Structured figure records
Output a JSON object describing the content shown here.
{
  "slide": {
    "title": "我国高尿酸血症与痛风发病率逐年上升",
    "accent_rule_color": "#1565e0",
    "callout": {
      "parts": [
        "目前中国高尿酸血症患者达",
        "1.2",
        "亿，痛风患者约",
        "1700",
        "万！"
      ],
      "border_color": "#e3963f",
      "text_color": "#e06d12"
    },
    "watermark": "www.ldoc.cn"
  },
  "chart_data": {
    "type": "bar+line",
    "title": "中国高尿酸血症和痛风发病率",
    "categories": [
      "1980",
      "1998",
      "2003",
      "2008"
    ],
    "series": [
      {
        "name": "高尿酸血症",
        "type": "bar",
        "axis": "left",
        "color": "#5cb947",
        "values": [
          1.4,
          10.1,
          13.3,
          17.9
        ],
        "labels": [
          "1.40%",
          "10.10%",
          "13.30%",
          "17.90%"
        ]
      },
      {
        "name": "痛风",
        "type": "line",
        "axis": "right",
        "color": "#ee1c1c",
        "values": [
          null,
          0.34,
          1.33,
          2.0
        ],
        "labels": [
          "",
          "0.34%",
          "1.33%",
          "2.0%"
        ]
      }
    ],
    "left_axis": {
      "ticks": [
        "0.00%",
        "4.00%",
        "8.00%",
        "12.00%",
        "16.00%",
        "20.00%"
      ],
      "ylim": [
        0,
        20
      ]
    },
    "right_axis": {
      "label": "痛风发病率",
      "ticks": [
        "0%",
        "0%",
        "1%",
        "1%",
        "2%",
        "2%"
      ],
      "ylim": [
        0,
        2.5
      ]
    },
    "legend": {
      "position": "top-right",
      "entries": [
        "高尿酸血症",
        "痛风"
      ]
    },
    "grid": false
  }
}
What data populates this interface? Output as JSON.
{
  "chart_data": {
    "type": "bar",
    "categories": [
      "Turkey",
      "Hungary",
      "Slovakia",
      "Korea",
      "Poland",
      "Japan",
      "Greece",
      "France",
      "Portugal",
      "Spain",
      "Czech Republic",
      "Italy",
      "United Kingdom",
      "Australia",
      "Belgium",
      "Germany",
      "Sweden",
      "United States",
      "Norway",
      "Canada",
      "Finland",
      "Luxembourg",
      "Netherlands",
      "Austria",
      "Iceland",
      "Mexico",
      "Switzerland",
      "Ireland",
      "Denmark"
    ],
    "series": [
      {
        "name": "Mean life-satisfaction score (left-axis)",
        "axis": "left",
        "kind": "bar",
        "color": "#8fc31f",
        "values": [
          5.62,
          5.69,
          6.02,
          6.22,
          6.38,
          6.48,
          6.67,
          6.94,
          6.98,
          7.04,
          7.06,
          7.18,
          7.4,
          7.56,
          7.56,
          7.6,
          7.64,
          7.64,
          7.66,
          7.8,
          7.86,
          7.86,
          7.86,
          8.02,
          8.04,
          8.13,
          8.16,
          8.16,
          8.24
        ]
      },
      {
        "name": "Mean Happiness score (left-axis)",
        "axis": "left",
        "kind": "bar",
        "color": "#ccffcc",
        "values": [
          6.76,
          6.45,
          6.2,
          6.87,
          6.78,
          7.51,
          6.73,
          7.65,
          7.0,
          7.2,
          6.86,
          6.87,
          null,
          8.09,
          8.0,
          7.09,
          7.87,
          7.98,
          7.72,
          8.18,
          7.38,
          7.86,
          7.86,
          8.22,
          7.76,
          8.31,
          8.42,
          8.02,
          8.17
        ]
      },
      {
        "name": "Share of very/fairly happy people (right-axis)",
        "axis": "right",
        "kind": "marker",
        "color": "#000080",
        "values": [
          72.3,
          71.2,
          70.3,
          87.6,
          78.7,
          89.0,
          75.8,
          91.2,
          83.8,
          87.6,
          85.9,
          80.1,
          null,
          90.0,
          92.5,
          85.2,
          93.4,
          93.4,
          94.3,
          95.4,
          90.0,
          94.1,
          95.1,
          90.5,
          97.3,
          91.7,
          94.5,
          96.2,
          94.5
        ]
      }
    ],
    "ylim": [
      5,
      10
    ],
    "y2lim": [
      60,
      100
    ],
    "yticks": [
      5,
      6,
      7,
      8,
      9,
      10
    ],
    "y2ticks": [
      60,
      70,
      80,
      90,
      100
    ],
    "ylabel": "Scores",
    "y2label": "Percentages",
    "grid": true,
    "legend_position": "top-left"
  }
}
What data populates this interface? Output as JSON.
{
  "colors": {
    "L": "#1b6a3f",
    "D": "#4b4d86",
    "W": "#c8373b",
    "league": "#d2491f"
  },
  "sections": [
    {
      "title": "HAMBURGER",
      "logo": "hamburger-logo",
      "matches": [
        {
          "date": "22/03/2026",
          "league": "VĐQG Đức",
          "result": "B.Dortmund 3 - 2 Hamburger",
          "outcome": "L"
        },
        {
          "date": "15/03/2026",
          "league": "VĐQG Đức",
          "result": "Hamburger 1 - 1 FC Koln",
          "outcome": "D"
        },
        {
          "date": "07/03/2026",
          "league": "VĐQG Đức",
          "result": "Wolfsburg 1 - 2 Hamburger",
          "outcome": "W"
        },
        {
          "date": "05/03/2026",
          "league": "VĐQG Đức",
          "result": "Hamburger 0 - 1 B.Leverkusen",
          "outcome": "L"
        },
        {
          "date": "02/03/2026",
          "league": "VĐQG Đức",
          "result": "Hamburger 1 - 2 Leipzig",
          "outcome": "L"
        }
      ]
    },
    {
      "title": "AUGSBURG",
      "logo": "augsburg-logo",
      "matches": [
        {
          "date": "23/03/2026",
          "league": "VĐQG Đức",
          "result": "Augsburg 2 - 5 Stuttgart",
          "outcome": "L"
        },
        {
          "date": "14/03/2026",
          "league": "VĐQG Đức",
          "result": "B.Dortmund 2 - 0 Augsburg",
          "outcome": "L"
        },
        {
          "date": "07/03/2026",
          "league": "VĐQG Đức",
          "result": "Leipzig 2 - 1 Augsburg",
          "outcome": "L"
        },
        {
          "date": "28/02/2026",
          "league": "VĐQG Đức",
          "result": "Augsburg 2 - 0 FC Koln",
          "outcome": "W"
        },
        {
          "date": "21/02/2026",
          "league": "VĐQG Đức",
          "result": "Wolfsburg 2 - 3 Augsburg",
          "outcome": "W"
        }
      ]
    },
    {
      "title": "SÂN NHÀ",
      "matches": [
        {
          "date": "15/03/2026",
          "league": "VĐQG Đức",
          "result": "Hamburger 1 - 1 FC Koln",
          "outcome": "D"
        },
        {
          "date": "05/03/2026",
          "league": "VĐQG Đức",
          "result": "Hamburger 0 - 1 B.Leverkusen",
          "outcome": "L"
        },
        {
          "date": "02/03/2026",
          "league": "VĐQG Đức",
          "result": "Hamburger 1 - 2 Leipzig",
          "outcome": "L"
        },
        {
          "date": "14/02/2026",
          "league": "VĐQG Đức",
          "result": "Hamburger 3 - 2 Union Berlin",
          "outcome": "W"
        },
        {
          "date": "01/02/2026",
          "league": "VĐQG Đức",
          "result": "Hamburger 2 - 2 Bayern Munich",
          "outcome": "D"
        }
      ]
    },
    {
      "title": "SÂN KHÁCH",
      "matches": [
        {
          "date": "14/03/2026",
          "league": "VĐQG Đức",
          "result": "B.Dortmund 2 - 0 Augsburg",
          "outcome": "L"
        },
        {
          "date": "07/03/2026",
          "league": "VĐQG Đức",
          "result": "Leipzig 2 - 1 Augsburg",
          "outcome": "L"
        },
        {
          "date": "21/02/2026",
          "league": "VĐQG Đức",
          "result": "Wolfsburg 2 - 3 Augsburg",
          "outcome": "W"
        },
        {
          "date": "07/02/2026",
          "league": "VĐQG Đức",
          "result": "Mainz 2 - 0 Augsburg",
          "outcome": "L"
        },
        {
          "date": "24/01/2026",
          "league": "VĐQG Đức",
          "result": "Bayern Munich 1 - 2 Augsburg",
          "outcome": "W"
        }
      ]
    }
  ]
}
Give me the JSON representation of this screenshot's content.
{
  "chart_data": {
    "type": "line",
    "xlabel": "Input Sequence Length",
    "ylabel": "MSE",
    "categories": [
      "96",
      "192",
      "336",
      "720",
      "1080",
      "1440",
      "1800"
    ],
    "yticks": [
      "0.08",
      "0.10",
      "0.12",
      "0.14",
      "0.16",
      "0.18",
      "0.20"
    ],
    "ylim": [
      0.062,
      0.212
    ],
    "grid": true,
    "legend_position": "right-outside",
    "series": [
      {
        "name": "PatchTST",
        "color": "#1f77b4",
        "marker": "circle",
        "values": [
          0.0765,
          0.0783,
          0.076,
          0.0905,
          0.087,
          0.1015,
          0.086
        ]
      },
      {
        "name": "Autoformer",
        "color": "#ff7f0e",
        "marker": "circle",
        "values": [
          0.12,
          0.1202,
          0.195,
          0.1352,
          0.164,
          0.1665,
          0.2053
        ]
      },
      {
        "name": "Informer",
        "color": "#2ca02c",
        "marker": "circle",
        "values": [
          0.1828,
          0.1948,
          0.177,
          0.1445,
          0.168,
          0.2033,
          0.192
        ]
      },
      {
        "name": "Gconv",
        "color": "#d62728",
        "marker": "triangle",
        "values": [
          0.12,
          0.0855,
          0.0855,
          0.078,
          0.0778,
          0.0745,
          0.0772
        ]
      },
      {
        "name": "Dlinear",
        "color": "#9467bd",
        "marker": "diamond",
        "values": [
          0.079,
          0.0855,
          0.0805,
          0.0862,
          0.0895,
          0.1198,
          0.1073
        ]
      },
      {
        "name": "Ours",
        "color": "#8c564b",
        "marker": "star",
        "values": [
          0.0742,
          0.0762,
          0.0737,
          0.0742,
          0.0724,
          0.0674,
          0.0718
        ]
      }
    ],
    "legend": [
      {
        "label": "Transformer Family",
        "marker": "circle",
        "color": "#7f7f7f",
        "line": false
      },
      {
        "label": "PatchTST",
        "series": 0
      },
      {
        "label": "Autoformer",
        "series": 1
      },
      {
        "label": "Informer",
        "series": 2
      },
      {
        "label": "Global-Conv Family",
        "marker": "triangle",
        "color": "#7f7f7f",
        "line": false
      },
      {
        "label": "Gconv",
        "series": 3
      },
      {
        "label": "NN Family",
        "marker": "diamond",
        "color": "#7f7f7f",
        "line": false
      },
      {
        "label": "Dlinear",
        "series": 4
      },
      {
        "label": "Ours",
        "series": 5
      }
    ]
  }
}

(Exercise directions):
List all lines from the entries that include the word "series".

(Task response):
    "series": [
    "series": [
    "series": [
        "series": 0
        "series": 1
        "series": 2
        "series": 3
        "series": 4
        "series": 5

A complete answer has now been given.